#### GIVEN INSTRUCTION:
Can you copy the rows word for word, from the first line of the rows through the line that contains "y2-axis-tick-label: 5,0% bbox=[1046, 428, 1087, 448]", including both of those lines?

#### RECORDS TO PROCESS:

══════════

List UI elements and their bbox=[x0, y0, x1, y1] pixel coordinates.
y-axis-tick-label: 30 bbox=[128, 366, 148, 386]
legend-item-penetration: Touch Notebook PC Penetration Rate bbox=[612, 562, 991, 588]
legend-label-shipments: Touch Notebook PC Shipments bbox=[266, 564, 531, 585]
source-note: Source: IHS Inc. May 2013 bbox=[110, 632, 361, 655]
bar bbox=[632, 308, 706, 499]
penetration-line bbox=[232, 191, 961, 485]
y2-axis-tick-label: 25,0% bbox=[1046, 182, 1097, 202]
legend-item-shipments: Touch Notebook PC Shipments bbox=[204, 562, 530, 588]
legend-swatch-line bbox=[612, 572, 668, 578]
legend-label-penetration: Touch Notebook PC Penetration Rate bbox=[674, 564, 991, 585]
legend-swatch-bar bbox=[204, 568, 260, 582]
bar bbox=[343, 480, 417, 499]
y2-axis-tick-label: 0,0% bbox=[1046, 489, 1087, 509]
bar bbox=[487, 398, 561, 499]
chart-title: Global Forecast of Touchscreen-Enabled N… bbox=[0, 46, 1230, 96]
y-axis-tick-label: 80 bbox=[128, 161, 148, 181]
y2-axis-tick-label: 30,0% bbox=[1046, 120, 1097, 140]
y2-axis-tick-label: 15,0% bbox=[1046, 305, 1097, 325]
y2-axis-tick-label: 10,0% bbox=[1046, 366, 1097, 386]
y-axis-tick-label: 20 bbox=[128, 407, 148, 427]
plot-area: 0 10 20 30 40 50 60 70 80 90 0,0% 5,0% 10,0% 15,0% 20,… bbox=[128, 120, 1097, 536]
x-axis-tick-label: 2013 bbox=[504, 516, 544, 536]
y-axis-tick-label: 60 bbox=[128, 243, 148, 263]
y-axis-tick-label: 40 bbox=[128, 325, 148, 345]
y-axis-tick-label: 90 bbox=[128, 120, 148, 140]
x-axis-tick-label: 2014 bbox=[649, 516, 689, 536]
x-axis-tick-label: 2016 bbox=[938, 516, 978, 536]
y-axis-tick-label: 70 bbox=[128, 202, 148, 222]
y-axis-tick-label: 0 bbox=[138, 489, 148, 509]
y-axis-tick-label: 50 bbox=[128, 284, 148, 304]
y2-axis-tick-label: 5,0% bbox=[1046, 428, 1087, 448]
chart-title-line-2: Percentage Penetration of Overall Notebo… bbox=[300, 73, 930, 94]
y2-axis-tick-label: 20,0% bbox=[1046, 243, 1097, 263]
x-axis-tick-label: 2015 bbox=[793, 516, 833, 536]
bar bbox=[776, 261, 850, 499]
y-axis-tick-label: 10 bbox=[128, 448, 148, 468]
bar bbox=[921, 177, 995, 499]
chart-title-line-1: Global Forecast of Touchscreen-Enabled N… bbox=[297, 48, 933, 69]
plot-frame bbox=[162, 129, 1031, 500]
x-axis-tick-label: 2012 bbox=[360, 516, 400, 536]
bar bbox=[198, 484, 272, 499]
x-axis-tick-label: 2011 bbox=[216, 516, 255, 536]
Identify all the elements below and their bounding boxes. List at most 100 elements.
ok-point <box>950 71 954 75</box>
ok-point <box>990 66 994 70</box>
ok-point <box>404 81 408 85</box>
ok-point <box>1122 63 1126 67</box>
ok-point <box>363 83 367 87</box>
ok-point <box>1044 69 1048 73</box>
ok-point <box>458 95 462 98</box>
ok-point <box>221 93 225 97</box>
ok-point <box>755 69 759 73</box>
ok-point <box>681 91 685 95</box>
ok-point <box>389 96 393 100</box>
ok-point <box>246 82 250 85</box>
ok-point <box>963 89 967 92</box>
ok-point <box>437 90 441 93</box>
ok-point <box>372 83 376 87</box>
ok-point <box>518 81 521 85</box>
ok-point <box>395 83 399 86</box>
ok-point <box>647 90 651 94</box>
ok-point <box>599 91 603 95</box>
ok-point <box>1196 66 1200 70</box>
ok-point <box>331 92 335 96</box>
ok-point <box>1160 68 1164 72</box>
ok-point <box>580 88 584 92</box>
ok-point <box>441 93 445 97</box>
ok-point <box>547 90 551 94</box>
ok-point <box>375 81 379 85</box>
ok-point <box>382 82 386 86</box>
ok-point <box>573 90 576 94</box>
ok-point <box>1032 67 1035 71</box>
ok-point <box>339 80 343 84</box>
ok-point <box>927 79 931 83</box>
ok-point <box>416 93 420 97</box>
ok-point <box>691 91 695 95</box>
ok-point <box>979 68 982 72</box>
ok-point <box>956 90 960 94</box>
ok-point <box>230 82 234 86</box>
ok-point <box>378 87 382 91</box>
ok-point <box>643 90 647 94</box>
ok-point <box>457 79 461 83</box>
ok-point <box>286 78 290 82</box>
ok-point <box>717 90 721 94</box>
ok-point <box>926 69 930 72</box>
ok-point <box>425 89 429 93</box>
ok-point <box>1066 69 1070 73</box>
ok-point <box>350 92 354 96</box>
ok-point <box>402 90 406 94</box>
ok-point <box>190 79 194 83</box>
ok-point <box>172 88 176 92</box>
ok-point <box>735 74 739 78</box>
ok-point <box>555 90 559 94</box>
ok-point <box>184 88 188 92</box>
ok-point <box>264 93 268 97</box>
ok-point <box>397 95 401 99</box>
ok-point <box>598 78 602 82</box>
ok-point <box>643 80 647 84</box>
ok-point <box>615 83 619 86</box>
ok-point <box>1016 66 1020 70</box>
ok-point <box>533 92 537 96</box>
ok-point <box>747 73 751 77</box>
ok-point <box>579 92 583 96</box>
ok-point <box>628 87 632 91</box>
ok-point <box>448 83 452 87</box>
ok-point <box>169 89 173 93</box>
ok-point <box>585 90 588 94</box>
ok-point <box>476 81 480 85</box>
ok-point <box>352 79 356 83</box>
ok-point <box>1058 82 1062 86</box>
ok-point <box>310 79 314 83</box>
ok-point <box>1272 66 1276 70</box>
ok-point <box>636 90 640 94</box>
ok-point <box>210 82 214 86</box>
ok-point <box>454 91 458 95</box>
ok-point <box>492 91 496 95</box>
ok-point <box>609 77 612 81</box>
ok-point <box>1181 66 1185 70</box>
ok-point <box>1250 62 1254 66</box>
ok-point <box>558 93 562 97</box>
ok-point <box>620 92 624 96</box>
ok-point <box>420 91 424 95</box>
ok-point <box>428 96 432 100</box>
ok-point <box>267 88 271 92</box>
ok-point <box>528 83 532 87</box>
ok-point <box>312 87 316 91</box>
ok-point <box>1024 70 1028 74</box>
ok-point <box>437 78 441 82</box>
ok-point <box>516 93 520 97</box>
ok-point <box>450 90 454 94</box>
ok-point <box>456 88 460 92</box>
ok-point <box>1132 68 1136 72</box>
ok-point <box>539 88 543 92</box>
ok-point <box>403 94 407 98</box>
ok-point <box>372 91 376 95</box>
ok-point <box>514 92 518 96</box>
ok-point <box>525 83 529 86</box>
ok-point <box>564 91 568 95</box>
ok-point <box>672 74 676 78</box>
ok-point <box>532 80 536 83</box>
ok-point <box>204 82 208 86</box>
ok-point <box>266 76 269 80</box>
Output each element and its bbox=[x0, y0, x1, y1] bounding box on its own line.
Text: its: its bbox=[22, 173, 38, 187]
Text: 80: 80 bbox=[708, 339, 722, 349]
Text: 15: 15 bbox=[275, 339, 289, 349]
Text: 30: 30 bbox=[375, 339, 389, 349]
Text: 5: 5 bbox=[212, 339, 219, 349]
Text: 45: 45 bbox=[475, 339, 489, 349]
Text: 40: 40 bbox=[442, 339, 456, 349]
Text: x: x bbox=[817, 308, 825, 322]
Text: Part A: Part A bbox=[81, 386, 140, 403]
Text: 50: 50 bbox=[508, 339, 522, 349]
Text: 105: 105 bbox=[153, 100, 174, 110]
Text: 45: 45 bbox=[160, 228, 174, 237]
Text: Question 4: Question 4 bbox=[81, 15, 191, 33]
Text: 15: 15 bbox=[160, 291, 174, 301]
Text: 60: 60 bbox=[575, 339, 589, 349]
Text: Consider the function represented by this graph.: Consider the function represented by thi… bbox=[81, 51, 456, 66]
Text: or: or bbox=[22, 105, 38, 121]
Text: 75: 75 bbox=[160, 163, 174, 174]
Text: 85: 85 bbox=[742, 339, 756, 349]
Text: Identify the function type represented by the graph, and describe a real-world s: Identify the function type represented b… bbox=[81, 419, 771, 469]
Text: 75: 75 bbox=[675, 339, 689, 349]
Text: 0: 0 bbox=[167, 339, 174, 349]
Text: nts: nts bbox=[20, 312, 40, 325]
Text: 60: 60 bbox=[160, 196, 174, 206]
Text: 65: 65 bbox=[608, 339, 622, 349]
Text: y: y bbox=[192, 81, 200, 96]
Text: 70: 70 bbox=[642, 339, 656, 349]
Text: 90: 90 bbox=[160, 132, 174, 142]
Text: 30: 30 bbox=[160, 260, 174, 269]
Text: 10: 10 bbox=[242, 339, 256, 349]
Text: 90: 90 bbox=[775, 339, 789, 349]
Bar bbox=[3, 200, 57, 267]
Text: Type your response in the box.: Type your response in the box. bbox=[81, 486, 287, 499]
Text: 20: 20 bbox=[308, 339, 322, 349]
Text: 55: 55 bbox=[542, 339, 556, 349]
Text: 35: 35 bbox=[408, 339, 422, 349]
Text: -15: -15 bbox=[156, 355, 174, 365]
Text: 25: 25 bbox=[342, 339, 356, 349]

══════════

#### COMPLETED TASK:
List UI elements and their bbox=[x0, y0, x1, y1] pixel coordinates.
y-axis-tick-label: 30 bbox=[128, 366, 148, 386]
legend-item-penetration: Touch Notebook PC Penetration Rate bbox=[612, 562, 991, 588]
legend-label-shipments: Touch Notebook PC Shipments bbox=[266, 564, 531, 585]
source-note: Source: IHS Inc. May 2013 bbox=[110, 632, 361, 655]
bar bbox=[632, 308, 706, 499]
penetration-line bbox=[232, 191, 961, 485]
y2-axis-tick-label: 25,0% bbox=[1046, 182, 1097, 202]
legend-item-shipments: Touch Notebook PC Shipments bbox=[204, 562, 530, 588]
legend-swatch-line bbox=[612, 572, 668, 578]
legend-label-penetration: Touch Notebook PC Penetration Rate bbox=[674, 564, 991, 585]
legend-swatch-bar bbox=[204, 568, 260, 582]
bar bbox=[343, 480, 417, 499]
y2-axis-tick-label: 0,0% bbox=[1046, 489, 1087, 509]
bar bbox=[487, 398, 561, 499]
chart-title: Global Forecast of Touchscreen-Enabled N… bbox=[0, 46, 1230, 96]
y-axis-tick-label: 80 bbox=[128, 161, 148, 181]
y2-axis-tick-label: 30,0% bbox=[1046, 120, 1097, 140]
y2-axis-tick-label: 15,0% bbox=[1046, 305, 1097, 325]
y2-axis-tick-label: 10,0% bbox=[1046, 366, 1097, 386]
y-axis-tick-label: 20 bbox=[128, 407, 148, 427]
plot-area: 0 10 20 30 40 50 60 70 80 90 0,0% 5,0% 10,0% 15,0% 20,… bbox=[128, 120, 1097, 536]
x-axis-tick-label: 2013 bbox=[504, 516, 544, 536]
y-axis-tick-label: 60 bbox=[128, 243, 148, 263]
y-axis-tick-label: 40 bbox=[128, 325, 148, 345]
y-axis-tick-label: 90 bbox=[128, 120, 148, 140]
x-axis-tick-label: 2014 bbox=[649, 516, 689, 536]
x-axis-tick-label: 2016 bbox=[938, 516, 978, 536]
y-axis-tick-label: 70 bbox=[128, 202, 148, 222]
y-axis-tick-label: 0 bbox=[138, 489, 148, 509]
y-axis-tick-label: 50 bbox=[128, 284, 148, 304]
y2-axis-tick-label: 5,0% bbox=[1046, 428, 1087, 448]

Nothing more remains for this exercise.